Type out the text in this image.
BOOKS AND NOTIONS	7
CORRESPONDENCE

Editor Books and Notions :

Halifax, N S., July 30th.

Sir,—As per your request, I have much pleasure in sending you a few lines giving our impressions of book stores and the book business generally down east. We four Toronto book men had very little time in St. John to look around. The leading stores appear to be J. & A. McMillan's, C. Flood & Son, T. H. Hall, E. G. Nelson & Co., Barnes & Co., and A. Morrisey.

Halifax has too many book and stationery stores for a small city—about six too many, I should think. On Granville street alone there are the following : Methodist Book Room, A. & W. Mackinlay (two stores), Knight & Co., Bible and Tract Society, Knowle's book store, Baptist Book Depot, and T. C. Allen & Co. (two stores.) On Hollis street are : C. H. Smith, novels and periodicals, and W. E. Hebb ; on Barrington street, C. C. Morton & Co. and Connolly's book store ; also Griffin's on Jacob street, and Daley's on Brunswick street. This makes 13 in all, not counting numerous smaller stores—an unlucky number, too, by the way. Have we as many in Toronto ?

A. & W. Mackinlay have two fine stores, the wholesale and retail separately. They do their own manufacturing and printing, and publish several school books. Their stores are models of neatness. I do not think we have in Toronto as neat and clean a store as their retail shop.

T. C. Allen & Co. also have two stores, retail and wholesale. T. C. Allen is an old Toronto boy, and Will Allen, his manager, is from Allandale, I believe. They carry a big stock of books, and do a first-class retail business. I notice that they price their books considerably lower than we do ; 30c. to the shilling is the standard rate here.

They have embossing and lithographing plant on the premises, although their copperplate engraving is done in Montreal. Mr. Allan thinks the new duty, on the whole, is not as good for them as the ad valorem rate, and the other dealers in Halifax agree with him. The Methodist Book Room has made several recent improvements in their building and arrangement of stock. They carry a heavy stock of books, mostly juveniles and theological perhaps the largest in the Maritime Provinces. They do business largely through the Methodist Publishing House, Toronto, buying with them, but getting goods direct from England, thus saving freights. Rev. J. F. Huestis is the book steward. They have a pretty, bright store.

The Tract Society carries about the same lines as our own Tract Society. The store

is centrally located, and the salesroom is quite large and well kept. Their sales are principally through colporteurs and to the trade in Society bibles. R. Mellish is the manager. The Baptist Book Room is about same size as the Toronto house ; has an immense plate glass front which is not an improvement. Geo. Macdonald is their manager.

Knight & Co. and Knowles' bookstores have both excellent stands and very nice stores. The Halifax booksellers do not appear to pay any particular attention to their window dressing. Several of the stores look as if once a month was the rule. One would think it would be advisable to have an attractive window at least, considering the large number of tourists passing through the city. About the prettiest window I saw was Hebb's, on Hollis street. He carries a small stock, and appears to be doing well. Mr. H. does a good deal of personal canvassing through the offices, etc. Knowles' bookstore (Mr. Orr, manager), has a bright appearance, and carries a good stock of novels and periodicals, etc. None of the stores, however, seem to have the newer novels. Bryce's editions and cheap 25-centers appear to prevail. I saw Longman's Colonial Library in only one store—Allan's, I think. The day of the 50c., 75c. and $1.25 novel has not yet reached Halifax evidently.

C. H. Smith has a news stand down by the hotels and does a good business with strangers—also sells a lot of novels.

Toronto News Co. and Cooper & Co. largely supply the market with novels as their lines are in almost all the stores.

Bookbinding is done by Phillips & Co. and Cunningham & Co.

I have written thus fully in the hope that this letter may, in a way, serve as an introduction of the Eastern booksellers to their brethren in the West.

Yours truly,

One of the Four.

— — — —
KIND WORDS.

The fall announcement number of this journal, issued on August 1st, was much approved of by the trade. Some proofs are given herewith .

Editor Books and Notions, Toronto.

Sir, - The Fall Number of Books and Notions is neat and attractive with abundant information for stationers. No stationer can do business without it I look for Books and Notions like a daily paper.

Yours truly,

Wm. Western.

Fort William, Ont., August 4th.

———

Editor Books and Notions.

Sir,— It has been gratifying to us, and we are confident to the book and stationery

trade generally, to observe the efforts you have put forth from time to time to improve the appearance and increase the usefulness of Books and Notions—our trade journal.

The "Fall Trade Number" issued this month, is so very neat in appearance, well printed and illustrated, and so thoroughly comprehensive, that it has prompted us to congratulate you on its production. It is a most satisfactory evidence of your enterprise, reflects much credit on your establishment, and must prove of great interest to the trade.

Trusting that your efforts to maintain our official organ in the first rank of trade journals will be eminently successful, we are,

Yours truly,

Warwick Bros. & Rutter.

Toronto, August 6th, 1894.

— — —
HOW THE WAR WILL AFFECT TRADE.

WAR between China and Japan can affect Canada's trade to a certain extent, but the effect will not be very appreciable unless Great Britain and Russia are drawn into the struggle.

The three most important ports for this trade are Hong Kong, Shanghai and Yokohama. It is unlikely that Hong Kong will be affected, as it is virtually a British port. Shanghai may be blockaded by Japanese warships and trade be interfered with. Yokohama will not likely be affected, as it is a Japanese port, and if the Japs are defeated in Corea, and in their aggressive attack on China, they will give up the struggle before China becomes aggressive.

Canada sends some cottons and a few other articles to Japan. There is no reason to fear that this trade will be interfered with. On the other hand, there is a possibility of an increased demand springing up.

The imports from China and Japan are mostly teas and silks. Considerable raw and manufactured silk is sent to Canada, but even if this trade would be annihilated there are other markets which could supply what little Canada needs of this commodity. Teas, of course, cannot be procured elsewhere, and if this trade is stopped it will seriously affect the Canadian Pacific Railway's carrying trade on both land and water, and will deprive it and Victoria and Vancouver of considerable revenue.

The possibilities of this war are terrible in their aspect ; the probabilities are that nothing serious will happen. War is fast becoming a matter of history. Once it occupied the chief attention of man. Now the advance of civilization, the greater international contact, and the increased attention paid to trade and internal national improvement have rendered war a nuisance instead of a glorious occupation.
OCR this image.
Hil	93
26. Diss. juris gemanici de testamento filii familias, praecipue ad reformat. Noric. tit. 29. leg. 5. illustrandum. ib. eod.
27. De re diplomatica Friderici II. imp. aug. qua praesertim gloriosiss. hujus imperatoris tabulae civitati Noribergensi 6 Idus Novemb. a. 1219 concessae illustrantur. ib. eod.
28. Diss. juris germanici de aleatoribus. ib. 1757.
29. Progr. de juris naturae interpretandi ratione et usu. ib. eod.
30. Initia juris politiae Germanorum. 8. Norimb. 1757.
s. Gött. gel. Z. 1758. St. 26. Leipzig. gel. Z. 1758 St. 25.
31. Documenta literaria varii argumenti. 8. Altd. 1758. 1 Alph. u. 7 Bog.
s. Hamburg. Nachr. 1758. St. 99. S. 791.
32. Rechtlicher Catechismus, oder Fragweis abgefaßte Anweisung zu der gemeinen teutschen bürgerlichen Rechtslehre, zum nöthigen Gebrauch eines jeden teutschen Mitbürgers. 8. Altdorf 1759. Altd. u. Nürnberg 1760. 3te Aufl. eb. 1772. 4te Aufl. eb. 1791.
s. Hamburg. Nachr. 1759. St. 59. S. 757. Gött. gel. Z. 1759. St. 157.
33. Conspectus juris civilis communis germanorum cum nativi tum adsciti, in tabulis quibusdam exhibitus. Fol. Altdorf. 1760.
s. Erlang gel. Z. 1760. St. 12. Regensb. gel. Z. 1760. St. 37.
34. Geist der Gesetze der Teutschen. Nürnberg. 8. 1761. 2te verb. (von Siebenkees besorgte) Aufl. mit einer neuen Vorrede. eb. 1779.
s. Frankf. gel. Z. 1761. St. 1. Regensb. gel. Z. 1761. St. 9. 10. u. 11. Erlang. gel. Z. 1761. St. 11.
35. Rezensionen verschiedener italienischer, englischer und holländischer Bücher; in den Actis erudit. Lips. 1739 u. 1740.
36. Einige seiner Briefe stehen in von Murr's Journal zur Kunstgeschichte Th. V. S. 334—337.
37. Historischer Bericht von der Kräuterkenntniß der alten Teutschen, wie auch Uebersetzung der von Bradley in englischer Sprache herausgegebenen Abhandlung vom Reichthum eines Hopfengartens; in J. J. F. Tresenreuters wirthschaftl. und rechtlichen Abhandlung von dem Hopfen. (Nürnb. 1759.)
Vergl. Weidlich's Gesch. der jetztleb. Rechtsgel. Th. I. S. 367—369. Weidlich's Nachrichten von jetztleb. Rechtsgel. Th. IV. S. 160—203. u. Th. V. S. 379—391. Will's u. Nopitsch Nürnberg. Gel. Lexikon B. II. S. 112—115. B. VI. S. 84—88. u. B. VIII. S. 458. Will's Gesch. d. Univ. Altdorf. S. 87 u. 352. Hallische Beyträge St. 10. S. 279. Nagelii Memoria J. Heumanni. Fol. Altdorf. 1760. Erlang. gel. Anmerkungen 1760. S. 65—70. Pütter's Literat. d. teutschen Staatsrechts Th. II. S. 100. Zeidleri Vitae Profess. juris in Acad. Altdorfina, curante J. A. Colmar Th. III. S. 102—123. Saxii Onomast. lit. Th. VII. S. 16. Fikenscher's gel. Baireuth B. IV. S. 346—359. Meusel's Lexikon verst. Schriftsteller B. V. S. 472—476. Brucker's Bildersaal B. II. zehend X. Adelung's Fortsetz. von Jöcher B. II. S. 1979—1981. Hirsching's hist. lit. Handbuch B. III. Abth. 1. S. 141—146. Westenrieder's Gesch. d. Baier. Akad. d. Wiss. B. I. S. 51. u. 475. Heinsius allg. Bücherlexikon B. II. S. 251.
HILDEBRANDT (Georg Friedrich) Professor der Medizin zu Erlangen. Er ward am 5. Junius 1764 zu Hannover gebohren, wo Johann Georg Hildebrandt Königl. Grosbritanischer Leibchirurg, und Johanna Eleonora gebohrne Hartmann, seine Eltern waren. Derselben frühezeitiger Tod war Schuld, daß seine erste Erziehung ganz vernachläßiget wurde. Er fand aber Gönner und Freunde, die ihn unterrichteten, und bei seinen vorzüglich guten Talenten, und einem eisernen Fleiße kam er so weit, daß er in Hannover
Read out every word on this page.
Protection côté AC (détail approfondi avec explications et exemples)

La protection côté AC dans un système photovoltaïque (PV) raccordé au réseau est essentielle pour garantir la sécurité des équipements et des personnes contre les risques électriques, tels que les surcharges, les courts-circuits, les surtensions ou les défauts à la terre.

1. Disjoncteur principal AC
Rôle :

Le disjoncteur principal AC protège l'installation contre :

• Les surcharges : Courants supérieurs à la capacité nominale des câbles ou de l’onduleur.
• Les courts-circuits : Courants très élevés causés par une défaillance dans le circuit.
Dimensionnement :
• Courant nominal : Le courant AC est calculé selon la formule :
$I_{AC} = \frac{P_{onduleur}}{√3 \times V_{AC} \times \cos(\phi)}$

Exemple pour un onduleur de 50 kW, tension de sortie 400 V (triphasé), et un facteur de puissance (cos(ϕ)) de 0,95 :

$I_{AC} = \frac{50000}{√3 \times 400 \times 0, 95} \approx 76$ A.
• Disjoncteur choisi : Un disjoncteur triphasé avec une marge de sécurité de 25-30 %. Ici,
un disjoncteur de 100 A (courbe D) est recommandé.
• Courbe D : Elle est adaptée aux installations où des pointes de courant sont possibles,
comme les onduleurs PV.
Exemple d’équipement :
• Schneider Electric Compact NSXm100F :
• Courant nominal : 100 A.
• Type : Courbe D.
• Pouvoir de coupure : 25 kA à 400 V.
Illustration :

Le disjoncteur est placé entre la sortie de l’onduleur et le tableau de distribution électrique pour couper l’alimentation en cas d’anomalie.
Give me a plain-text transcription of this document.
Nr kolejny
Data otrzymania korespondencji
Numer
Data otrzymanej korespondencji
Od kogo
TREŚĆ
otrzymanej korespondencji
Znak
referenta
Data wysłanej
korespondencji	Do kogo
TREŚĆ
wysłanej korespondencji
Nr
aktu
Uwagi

* * *

* What you will do
Go through the records and pull out each line that includes the word "issued".

* Reply to the task
The fall announcement number of this journal, issued on August 1st, was much approved of by the trade. Some proofs are given herewith .
The "Fall Trade Number" issued this month, is so very neat in appearance, well printed and illustrated, and so thoroughly comprehensive, that it has prompted us to congratulate you on its production. It is a most satisfactory evidence of your enterprise, reflects much credit on your establishment, and must prove of great interest to the trade.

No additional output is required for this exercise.